[Record extracts]:
☆ ☆ ☆

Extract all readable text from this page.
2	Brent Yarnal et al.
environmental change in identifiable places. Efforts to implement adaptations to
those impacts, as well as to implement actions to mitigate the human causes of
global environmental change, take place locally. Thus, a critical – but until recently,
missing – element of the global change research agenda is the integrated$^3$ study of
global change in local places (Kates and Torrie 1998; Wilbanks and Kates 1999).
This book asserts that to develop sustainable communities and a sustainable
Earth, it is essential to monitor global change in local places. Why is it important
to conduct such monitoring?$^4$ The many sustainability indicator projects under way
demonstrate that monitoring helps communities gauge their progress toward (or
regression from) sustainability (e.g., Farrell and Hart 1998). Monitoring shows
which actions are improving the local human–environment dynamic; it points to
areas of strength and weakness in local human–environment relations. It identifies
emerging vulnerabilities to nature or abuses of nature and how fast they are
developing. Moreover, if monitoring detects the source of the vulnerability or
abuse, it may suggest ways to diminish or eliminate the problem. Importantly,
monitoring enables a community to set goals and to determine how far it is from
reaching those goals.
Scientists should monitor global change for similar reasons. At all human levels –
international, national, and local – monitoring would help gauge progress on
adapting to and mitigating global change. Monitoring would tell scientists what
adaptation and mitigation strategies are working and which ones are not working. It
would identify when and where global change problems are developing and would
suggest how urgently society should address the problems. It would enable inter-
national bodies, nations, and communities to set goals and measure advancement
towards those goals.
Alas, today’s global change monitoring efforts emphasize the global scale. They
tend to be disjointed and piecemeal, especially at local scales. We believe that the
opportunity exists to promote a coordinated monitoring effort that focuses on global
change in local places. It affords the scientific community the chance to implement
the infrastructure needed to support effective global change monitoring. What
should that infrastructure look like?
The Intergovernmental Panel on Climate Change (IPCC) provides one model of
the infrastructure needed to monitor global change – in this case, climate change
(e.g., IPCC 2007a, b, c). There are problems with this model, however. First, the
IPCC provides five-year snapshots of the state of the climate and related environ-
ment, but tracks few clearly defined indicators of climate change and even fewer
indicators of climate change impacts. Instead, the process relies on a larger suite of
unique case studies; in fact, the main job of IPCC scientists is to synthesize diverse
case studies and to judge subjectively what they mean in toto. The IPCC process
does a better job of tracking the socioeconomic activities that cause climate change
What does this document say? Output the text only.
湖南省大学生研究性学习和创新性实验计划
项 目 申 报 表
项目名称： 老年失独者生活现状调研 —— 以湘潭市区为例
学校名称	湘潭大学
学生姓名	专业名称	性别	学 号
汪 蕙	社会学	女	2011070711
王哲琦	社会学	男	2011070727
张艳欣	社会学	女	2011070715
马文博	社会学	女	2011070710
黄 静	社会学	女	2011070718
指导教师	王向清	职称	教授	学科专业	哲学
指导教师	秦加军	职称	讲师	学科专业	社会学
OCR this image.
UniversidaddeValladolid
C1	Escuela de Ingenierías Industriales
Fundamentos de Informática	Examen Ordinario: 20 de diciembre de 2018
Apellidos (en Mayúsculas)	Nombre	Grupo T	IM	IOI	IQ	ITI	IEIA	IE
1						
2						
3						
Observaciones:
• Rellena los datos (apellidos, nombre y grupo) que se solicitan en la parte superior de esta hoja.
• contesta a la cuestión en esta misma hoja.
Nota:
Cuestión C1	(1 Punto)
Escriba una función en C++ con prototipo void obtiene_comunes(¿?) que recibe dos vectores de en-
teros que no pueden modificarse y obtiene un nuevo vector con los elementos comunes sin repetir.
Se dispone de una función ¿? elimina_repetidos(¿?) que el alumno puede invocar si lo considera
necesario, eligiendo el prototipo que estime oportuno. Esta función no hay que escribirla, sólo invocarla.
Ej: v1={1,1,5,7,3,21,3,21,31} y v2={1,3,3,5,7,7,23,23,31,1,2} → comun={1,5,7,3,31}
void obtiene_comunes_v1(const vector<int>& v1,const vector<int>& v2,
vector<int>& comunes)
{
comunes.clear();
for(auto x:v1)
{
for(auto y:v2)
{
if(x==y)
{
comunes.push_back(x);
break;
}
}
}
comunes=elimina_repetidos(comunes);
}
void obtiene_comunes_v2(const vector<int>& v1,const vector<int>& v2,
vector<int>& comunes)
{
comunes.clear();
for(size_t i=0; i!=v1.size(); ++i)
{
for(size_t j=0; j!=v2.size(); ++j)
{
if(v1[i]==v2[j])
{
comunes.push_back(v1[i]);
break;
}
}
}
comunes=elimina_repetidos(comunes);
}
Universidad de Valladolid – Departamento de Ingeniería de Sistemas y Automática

☆ ☆ ☆

[Exercise description]:
Filter the entries above down to the lines containing the word "problems".

[Final result]:
would identify when and where global change problems are developing and would
suggest how urgently society should address the problems. It would enable inter-
(e.g., IPCC 2007a, b, c). There are problems with this model, however. First, the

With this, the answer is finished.